◆ **Exercises**:
[1] In the passage on female strengths, switch every "audience" to "crowd" and give the passage again. Begin at the words "There are so" and stop after "that is misused.".
[2] Summarize the passage on female strengths in two sentences.
[3] In the passage on female strengths, what age range did the audience span when the subject was presented a few days earlier?

◆ **Selected passage**:
--

We left off asking the question, what should our focus be? Who are we supposed to be as females?

There are so many strengths of females, but we'll just touch on four.  

When I spoke on this subject a few days ago, the audience was from age 9-92. As I thought about adapting the subject to the audience, I realized that these strengths are true whatever age or stage you are currently in. So it applies to any age! On the subject of tween and teen drama (or mean girl stuff at any age), because I have studied the subject for awhile now, these four at at the top of my list, because of one thing I've noticed.

For every conflict that is common among females, it is in most cases a strength that is misused.

Each of these wonderful strengths has a common misuse. What if we as females, of all ages, could recognize this, and operate in our strengths? So what are these strengths?

1) We are made to have close relationships.  We are made to want and are able to have deep friendships, relationships, and intimacy with God. It's been said that we have an inner relationship manual inside of us. We know when something is wrong and we generally want to do something about it, even if we don't necessarily know how. 

The misuse? Females will often compete to be the closest person to others. Or we'll fight to keep our spot of closeness among friends. Much girl drama is fought over this good strength gone bad. Who's the BEST friend? If a new girl enters the scene, often girls will be mean to her, in fear that she will "steal" her friends away. This misuse shows up in other ways in older stages in life as well. 

2) We are made to be life givers. We can give birth yes. But we are also able to give life in other ways, at every age young and old, with our words, actions and love. Can you think of a time you felt "brought to life" by someone else's words or actions? What do your words do, benefit others or tear them down a little?

The misuse? Our enemy will fight against this strength by influencing us to do the opposite. Often we use our words and actions to tear others down instead of bringing life. Once again, this is especially true in mean girl stuff, but it applies to many other life situations too. Females can be our biggest support or biggest hindrance. You have to decide how you want to be used- to bring life to others or to tear them down? Listen to your words and see what you hear.

3) We are influencers. We can affect and make change. We can change a culture slowly by how we birth and raise godly character-filled children. We can change situations by our prayers. We can change feelings of those around us by our encouragement. We can stop mean girls by speaking up, or by sticking up for a friend, by understanding why people do what they do. You can be a godly example to your sphere of influence.

The misuse? Females are able to influence in ways that are negative. Manipulation is a distortion of influence. But also, think of females who have used their influence in ways you wouldn't choose. Many use their femininity in ways that affect culture and girls in ways that aren't godly. They definitely have power and influence. Girls often follow and want to be like them. On a local level, have you ever been to a school that has an atmosphere affected by the cattiness of females there? They are influencing for the negative, but they are influencing. The good news is, if a few girls decide to be different, they also can affect the atmosphere of a school by standing up against the competitive mean nature of some girls.

--

◆ **Dataset content**:
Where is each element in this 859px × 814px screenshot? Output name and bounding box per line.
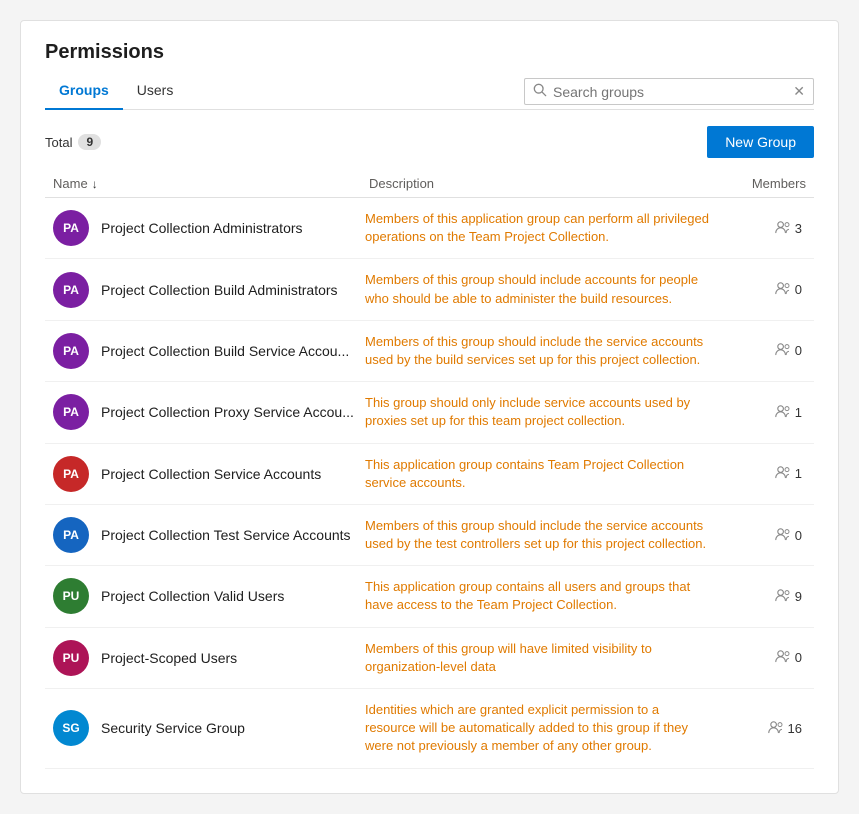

--

◆ **The results**:
[1]
There are so many strengths of females, but we'll just touch on four.  

When I spoke on this subject a few days ago, the crowd was from age 9-92. As I thought about adapting the subject to the crowd, I realized that these strengths are true whatever age or stage you are currently in. So it applies to any age! On the subject of tween and teen drama (or mean girl stuff at any age), because I have studied the subject for awhile now, these four at at the top of my list, because of one thing I've noticed.

For every conflict that is common among females, it is in most cases a strength that is misused.

[2] The passage argues that most conflicts common among females are strengths being misused, and it names close relationships, giving life, and influence as such strengths. The matching misuses are competing for closeness, using words and actions to tear others down, and influencing in negative ways such as manipulation.

[3] From age 9 to 92.